[OBJECTIVE] Change "go-arrow-icon" to "next-arrow-icon" in the data lines starting at the line containing "search-button-label: 검색 —" and ending at the line containing "postal-code: 152-778 — [1062, 502, 1136, 524]", and give back only those lines with everything else left the same.
==================================================
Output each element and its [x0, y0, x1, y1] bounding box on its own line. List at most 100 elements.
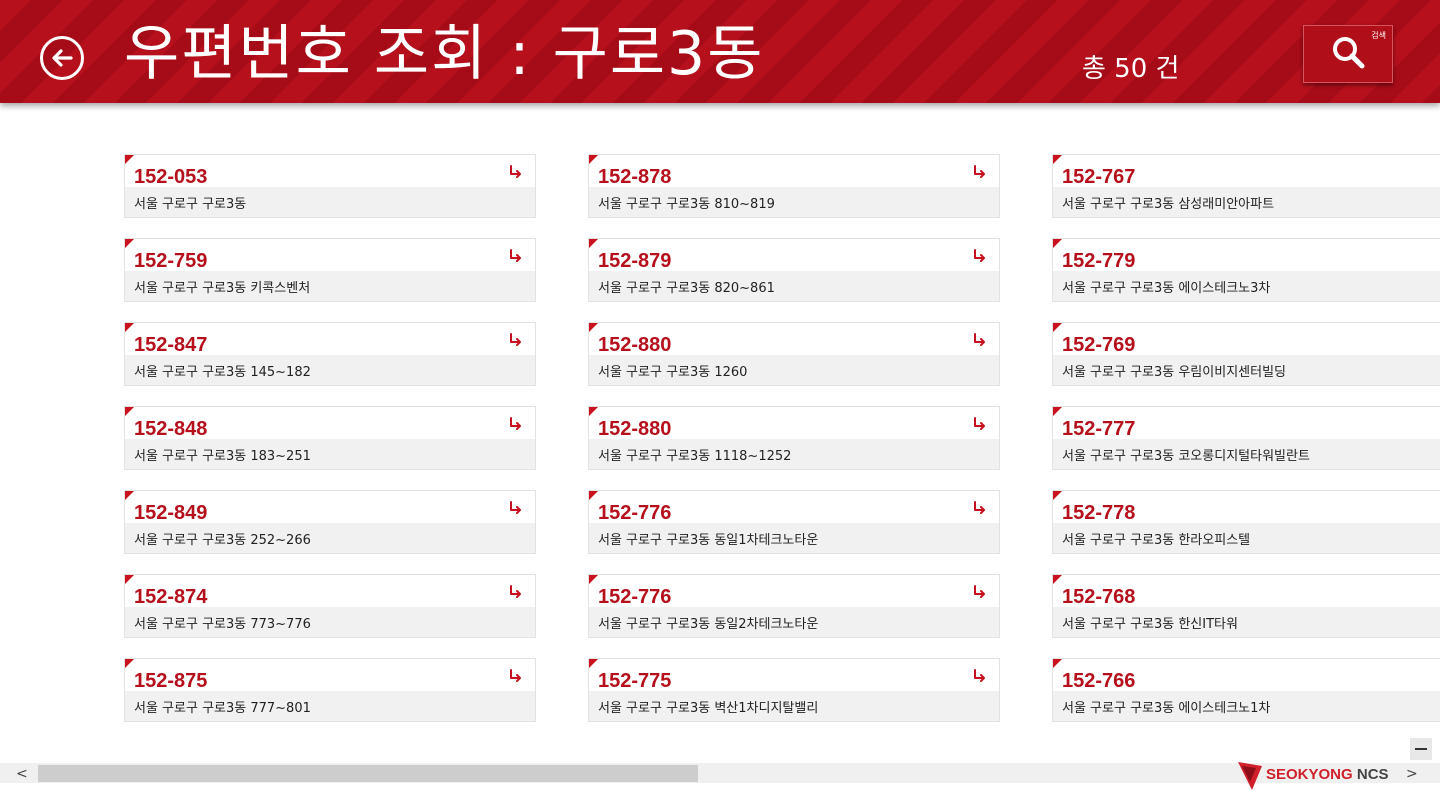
search-button-label: 검색 — [1371, 31, 1386, 40]
postal-code: 152-875 — [134, 670, 208, 692]
card-corner-marker — [589, 323, 598, 332]
postal-code: 152-879 — [598, 250, 672, 272]
result-card[interactable]: 152-880 서울 구로구 구로3동 1118~1252 — [588, 406, 1000, 470]
address-text: 서울 구로구 구로3동 코오롱디지털타워빌란트 — [1062, 449, 1310, 464]
postal-code: 152-768 — [1062, 586, 1136, 608]
result-card[interactable]: 152-053 서울 구로구 구로3동 — [124, 154, 536, 218]
go-arrow-icon[interactable] — [971, 500, 987, 516]
card-corner-marker — [1053, 155, 1062, 164]
go-arrow-icon[interactable] — [971, 584, 987, 600]
search-button[interactable]: 검색 — [1303, 25, 1393, 83]
address-text: 서울 구로구 구로3동 252~266 — [134, 533, 311, 548]
postal-code: 152-778 — [1062, 502, 1136, 524]
card-corner-marker — [1053, 239, 1062, 248]
go-arrow-icon[interactable] — [507, 416, 523, 432]
result-card[interactable]: 152-769 서울 구로구 구로3동 우림이비지센터빌딩 — [1052, 322, 1440, 386]
address-text: 서울 구로구 구로3동 1118~1252 — [598, 449, 792, 464]
result-card[interactable]: 152-776 서울 구로구 구로3동 동일2차테크노타운 — [588, 574, 1000, 638]
app-header: 우편번호 조회 : 구로3동 총 50 건 검색 — [0, 0, 1440, 103]
result-card[interactable]: 152-776 서울 구로구 구로3동 동일1차테크노타운 — [588, 490, 1000, 554]
arrow-left-icon — [52, 49, 73, 67]
result-card[interactable]: 152-775 서울 구로구 구로3동 벽산1차디지탈밸리 — [588, 658, 1000, 722]
postal-code: 152-776 — [598, 586, 672, 608]
address-text: 서울 구로구 구로3동 우림이비지센터빌딩 — [1062, 365, 1286, 380]
page-title: 우편번호 조회 : 구로3동 — [124, 19, 765, 89]
postal-code: 152-880 — [598, 418, 672, 440]
logo-suffix: NCS — [1356, 766, 1389, 783]
card-corner-marker — [1053, 659, 1062, 668]
result-grid: 152-053 서울 구로구 구로3동 152-878 서울 구로구 구로3동 810… — [124, 154, 1440, 722]
postal-code: 152-880 — [598, 334, 672, 356]
card-corner-marker — [589, 491, 598, 500]
result-card[interactable]: 152-779 서울 구로구 구로3동 에이스테크노3차 — [1052, 238, 1440, 302]
go-arrow-icon[interactable] — [507, 584, 523, 600]
result-card[interactable]: 152-880 서울 구로구 구로3동 1260 — [588, 322, 1000, 386]
go-arrow-icon[interactable] — [507, 248, 523, 264]
go-arrow-icon[interactable] — [507, 668, 523, 684]
logo-mark-icon — [1238, 762, 1262, 790]
scroll-left-arrow[interactable]: < — [16, 766, 28, 782]
scrollbar-thumb[interactable] — [38, 765, 698, 782]
go-arrow-icon[interactable] — [971, 332, 987, 348]
go-arrow-icon[interactable] — [507, 164, 523, 180]
postal-code: 152-779 — [1062, 250, 1136, 272]
address-text: 서울 구로구 구로3동 810~819 — [598, 197, 775, 212]
address-text: 서울 구로구 구로3동 — [134, 197, 247, 212]
card-corner-marker — [125, 659, 134, 668]
card-corner-marker — [125, 407, 134, 416]
address-text: 서울 구로구 구로3동 145~182 — [134, 365, 311, 380]
result-card[interactable]: 152-767 서울 구로구 구로3동 삼성래미안아파트 — [1052, 154, 1440, 218]
result-card[interactable]: 152-759 서울 구로구 구로3동 키콕스벤처 — [124, 238, 536, 302]
address-text: 서울 구로구 구로3동 183~251 — [134, 449, 311, 464]
go-arrow-icon[interactable] — [971, 416, 987, 432]
result-card[interactable]: 152-879 서울 구로구 구로3동 820~861 — [588, 238, 1000, 302]
postal-code: 152-766 — [1062, 670, 1136, 692]
postal-code: 152-767 — [1062, 166, 1136, 188]
postal-code: 152-847 — [134, 334, 208, 356]
postal-code: 152-878 — [598, 166, 672, 188]
result-card[interactable]: 152-878 서울 구로구 구로3동 810~819 — [588, 154, 1000, 218]
address-text: 서울 구로구 구로3동 773~776 — [134, 617, 311, 632]
go-arrow-icon[interactable] — [971, 164, 987, 180]
result-card[interactable]: 152-847 서울 구로구 구로3동 145~182 — [124, 322, 536, 386]
logo-brand: SEOKYONG — [1266, 766, 1353, 783]
address-text: 서울 구로구 구로3동 에이스테크노3차 — [1062, 281, 1271, 296]
postal-code: 152-848 — [134, 418, 208, 440]
card-corner-marker — [589, 659, 598, 668]
address-text: 서울 구로구 구로3동 동일2차테크노타운 — [598, 617, 819, 632]
back-button[interactable] — [40, 36, 84, 80]
search-icon — [1333, 37, 1365, 69]
card-corner-marker — [1053, 407, 1062, 416]
go-arrow-icon[interactable] — [507, 500, 523, 516]
address-text: 서울 구로구 구로3동 777~801 — [134, 701, 311, 716]
result-card[interactable]: 152-777 서울 구로구 구로3동 코오롱디지털타워빌란트 — [1052, 406, 1440, 470]
result-card[interactable]: 152-848 서울 구로구 구로3동 183~251 — [124, 406, 536, 470]
result-card[interactable]: 152-849 서울 구로구 구로3동 252~266 — [124, 490, 536, 554]
postal-code: 152-759 — [134, 250, 208, 272]
result-count: 총 50 건 — [1082, 54, 1180, 84]
postal-code: 152-775 — [598, 670, 672, 692]
result-card[interactable]: 152-778 서울 구로구 구로3동 한라오피스텔 — [1052, 490, 1440, 554]
postal-code: 152-849 — [134, 502, 208, 524]
card-corner-marker — [125, 239, 134, 248]
postal-code: 152-777 — [1062, 418, 1136, 440]
scroll-right-arrow[interactable]: > — [1406, 766, 1418, 782]
minimize-button[interactable] — [1410, 738, 1432, 760]
card-corner-marker — [1053, 491, 1062, 500]
result-card[interactable]: 152-874 서울 구로구 구로3동 773~776 — [124, 574, 536, 638]
result-card[interactable]: 152-768 서울 구로구 구로3동 한신IT타워 — [1052, 574, 1440, 638]
address-text: 서울 구로구 구로3동 한신IT타워 — [1062, 617, 1238, 632]
logo-text: SEOKYONG NCS — [1266, 766, 1389, 783]
card-corner-marker — [125, 491, 134, 500]
result-card[interactable]: 152-766 서울 구로구 구로3동 에이스테크노1차 — [1052, 658, 1440, 722]
card-corner-marker — [589, 155, 598, 164]
company-logo: SEOKYONG NCS — [1236, 758, 1389, 792]
card-corner-marker — [1053, 323, 1062, 332]
go-arrow-icon[interactable] — [971, 248, 987, 264]
postal-code: 152-874 — [134, 586, 208, 608]
go-arrow-icon[interactable] — [507, 332, 523, 348]
card-corner-marker — [589, 239, 598, 248]
card-corner-marker — [125, 155, 134, 164]
result-card[interactable]: 152-875 서울 구로구 구로3동 777~801 — [124, 658, 536, 722]
go-arrow-icon[interactable] — [971, 668, 987, 684]
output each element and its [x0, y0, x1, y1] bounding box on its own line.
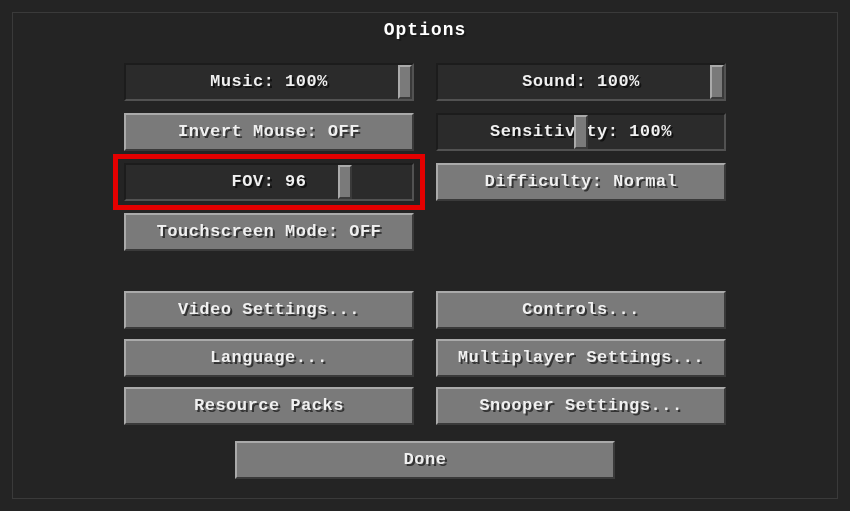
touchscreen-label: Touchscreen Mode: OFF [157, 223, 382, 242]
music-slider-handle[interactable] [398, 65, 412, 99]
fov-slider-label: FOV: 96 [232, 173, 307, 192]
difficulty-label: Difficulty: Normal [485, 173, 678, 192]
video-settings-label: Video Settings... [178, 301, 360, 320]
music-slider-label: Music: 100% [210, 73, 328, 92]
language-button[interactable]: Language... [124, 339, 414, 377]
music-slider[interactable]: Music: 100% [124, 63, 414, 101]
top-options-grid: Music: 100% Sound: 100% Invert Mouse: OF… [13, 63, 837, 251]
invert-mouse-label: Invert Mouse: OFF [178, 123, 360, 142]
done-button[interactable]: Done [235, 441, 615, 479]
sound-slider-label: Sound: 100% [522, 73, 640, 92]
invert-mouse-toggle[interactable]: Invert Mouse: OFF [124, 113, 414, 151]
controls-button[interactable]: Controls... [436, 291, 726, 329]
sound-slider[interactable]: Sound: 100% [436, 63, 726, 101]
page-title: Options [13, 21, 837, 41]
snooper-settings-button[interactable]: Snooper Settings... [436, 387, 726, 425]
sensitivity-slider[interactable]: Sensitivity: 100% [436, 113, 726, 151]
sensitivity-slider-handle[interactable] [574, 115, 588, 149]
fov-slider[interactable]: FOV: 96 [124, 163, 414, 201]
language-label: Language... [210, 349, 328, 368]
fov-slider-handle[interactable] [338, 165, 352, 199]
done-label: Done [404, 451, 447, 470]
difficulty-toggle[interactable]: Difficulty: Normal [436, 163, 726, 201]
resource-packs-label: Resource Packs [194, 397, 344, 416]
touchscreen-toggle[interactable]: Touchscreen Mode: OFF [124, 213, 414, 251]
video-settings-button[interactable]: Video Settings... [124, 291, 414, 329]
settings-buttons-grid: Video Settings... Controls... Language..… [13, 291, 837, 425]
resource-packs-button[interactable]: Resource Packs [124, 387, 414, 425]
multiplayer-settings-label: Multiplayer Settings... [458, 349, 704, 368]
controls-label: Controls... [522, 301, 640, 320]
done-row: Done [13, 441, 837, 479]
multiplayer-settings-button[interactable]: Multiplayer Settings... [436, 339, 726, 377]
sound-slider-handle[interactable] [710, 65, 724, 99]
snooper-settings-label: Snooper Settings... [479, 397, 682, 416]
fov-slot: FOV: 96 [124, 163, 414, 201]
options-panel: Options Music: 100% Sound: 100% Invert M… [12, 12, 838, 499]
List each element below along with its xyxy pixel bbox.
==================================================
[PROBLEM SOLUTION]
search-button-label: 검색 — [1371, 31, 1386, 40]
postal-code: 152-875 — [134, 670, 208, 692]
card-corner-marker — [589, 323, 598, 332]
postal-code: 152-879 — [598, 250, 672, 272]
result-card[interactable]: 152-880 서울 구로구 구로3동 1118~1252 — [588, 406, 1000, 470]
address-text: 서울 구로구 구로3동 코오롱디지털타워빌란트 — [1062, 449, 1310, 464]
postal-code: 152-768 — [1062, 586, 1136, 608]
result-card[interactable]: 152-053 서울 구로구 구로3동 — [124, 154, 536, 218]
next-arrow-icon[interactable] — [971, 500, 987, 516]
card-corner-marker — [1053, 155, 1062, 164]
next-arrow-icon[interactable] — [971, 584, 987, 600]
search-button[interactable]: 검색 — [1303, 25, 1393, 83]
address-text: 서울 구로구 구로3동 252~266 — [134, 533, 311, 548]
postal-code: 152-778 — [1062, 502, 1136, 524]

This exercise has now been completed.